**Given instruction:**
Read through the records below and copy each line that uses the word "имплантированным".

**The input:**
<<<<

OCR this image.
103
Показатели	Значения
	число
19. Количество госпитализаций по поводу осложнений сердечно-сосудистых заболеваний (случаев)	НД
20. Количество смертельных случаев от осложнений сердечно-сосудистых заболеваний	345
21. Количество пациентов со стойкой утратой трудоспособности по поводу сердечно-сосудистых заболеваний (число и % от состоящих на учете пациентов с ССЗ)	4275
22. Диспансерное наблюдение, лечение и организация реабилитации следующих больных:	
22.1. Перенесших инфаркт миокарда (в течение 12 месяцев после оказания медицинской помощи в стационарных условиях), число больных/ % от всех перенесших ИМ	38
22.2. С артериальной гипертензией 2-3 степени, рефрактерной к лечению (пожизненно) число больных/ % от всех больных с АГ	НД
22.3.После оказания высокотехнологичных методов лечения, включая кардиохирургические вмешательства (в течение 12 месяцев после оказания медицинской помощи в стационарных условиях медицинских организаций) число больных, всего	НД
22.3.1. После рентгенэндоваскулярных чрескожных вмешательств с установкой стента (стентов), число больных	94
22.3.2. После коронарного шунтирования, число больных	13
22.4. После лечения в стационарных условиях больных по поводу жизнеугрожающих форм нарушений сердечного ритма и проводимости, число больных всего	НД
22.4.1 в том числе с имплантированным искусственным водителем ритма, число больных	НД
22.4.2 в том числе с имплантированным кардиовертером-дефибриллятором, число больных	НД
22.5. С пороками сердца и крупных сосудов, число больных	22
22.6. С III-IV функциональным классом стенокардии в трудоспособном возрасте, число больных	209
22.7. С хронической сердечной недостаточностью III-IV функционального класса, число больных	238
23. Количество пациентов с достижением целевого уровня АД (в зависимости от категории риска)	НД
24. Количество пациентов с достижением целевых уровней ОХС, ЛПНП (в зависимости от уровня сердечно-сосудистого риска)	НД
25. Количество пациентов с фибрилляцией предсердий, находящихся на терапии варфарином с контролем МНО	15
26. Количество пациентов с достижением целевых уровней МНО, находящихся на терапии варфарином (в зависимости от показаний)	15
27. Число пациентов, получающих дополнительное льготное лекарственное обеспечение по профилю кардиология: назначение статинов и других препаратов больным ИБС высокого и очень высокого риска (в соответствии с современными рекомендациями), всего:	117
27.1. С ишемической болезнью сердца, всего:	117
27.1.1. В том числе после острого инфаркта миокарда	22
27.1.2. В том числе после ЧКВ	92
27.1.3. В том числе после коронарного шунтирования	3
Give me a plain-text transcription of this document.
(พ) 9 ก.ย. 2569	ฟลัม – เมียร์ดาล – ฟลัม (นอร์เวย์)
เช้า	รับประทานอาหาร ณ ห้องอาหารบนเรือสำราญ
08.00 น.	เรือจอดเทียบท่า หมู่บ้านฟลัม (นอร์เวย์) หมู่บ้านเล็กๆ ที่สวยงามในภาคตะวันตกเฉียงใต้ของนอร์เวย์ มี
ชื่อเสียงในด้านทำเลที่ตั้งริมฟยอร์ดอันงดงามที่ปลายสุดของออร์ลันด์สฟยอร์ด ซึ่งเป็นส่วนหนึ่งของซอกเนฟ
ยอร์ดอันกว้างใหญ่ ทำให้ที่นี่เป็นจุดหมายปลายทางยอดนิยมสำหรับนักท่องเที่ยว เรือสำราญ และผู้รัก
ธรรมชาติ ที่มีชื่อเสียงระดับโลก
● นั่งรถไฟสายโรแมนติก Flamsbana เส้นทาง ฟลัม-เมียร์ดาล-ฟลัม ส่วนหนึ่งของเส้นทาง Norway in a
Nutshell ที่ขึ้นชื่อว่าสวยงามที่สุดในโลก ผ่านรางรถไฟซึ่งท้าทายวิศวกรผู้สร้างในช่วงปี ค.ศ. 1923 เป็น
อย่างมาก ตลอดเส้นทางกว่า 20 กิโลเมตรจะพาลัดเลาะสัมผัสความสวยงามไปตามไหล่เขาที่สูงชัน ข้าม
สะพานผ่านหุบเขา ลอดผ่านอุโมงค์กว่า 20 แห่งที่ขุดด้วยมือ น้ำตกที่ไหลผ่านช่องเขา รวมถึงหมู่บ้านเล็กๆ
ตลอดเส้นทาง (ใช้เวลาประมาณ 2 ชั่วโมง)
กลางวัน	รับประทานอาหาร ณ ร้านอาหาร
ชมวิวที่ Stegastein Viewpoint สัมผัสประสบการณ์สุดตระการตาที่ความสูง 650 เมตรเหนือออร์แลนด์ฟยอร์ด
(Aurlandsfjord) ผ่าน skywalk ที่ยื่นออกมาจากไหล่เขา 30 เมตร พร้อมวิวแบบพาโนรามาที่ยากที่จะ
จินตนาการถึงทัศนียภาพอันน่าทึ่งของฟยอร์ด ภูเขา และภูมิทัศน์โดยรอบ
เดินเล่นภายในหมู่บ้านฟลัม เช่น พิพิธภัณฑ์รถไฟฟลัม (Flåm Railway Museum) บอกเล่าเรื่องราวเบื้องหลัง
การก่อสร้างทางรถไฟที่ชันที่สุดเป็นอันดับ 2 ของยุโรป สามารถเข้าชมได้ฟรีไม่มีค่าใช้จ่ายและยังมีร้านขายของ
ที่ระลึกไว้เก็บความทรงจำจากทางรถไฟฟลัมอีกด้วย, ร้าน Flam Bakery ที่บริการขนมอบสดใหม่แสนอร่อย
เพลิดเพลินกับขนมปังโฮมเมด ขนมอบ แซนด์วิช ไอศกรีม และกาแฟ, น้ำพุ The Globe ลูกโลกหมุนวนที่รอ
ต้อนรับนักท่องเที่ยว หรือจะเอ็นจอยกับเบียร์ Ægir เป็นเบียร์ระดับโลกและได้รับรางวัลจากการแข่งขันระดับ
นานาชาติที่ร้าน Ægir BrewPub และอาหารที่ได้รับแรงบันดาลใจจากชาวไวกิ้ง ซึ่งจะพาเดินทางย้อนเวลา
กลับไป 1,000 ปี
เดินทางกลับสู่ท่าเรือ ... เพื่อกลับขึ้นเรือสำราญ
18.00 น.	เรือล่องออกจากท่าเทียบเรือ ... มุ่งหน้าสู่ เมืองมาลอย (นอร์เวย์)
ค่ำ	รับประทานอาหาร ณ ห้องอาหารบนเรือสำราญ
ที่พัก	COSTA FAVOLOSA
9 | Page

>>>>
<<<<

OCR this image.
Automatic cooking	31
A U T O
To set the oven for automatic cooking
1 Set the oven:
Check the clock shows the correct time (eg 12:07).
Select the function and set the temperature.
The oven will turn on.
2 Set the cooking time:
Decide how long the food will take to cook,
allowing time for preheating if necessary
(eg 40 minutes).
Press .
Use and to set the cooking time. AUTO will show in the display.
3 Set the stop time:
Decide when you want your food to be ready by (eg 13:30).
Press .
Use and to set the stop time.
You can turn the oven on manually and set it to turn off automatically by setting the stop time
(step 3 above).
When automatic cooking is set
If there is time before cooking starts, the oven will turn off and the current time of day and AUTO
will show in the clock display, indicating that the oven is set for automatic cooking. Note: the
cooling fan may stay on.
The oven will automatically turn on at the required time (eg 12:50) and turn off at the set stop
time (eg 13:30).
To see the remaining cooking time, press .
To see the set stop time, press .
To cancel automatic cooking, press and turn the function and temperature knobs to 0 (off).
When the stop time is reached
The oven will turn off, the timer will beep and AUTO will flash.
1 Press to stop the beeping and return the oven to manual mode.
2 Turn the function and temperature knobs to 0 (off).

>>>>
<<<<

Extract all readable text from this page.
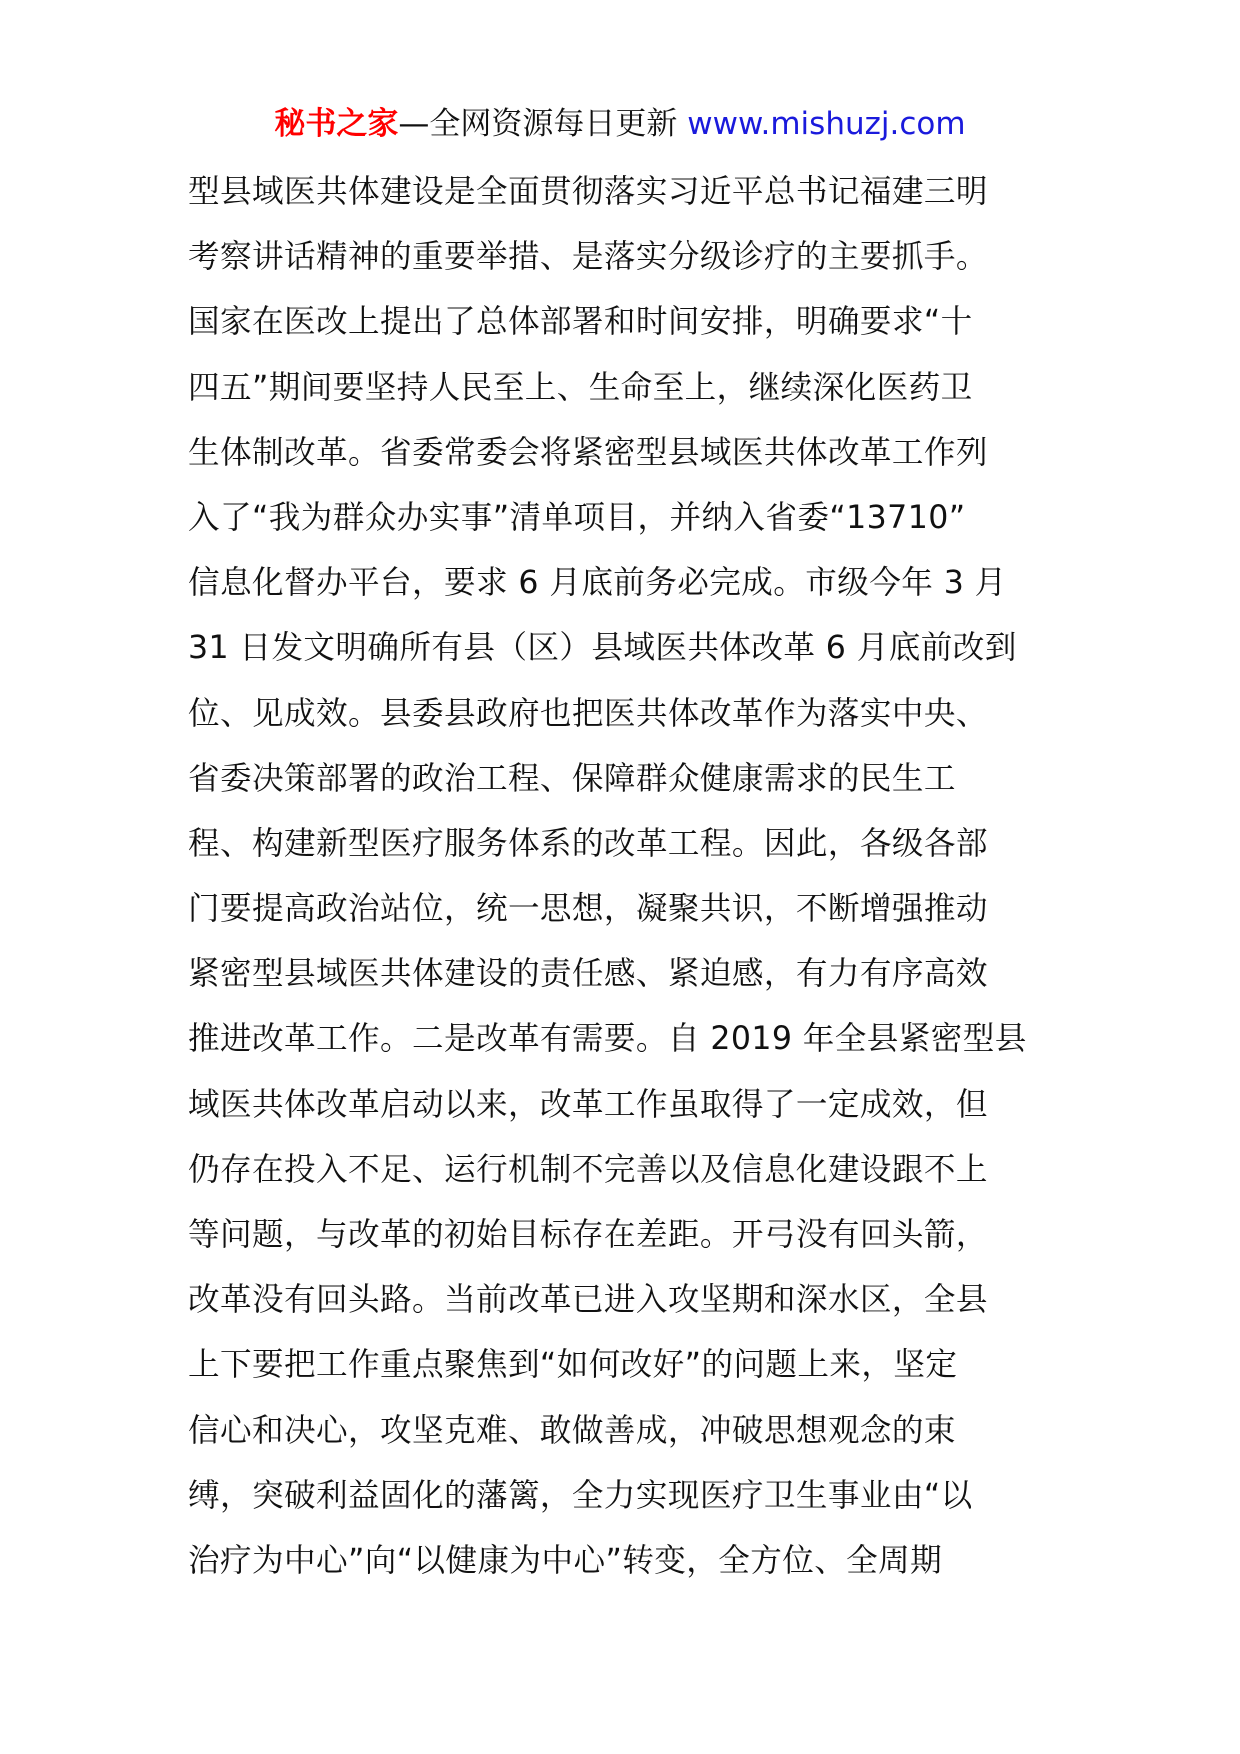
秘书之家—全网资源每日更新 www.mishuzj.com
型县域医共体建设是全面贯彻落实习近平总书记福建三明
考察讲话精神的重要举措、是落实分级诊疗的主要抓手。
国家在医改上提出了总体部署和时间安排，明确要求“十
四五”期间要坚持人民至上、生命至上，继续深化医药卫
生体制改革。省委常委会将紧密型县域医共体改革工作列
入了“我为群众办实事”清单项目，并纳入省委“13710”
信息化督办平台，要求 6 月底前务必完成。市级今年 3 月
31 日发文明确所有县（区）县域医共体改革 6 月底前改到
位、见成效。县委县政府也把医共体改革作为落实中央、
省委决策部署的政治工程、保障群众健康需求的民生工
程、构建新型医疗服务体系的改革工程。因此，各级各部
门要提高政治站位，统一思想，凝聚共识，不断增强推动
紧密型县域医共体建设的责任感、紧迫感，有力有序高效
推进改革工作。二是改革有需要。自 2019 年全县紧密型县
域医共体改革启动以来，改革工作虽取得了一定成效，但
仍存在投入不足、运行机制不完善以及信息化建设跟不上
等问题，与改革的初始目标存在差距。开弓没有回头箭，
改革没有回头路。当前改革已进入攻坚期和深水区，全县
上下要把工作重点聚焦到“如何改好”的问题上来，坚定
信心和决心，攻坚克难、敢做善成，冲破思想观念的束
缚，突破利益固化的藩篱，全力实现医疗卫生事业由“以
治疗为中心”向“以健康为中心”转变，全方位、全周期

>>>>

**Result of the task:**
22.4.1 в том числе с имплантированным искусственным водителем ритма, число больных	НД
22.4.2 в том числе с имплантированным кардиовертером-дефибриллятором, число больных	НД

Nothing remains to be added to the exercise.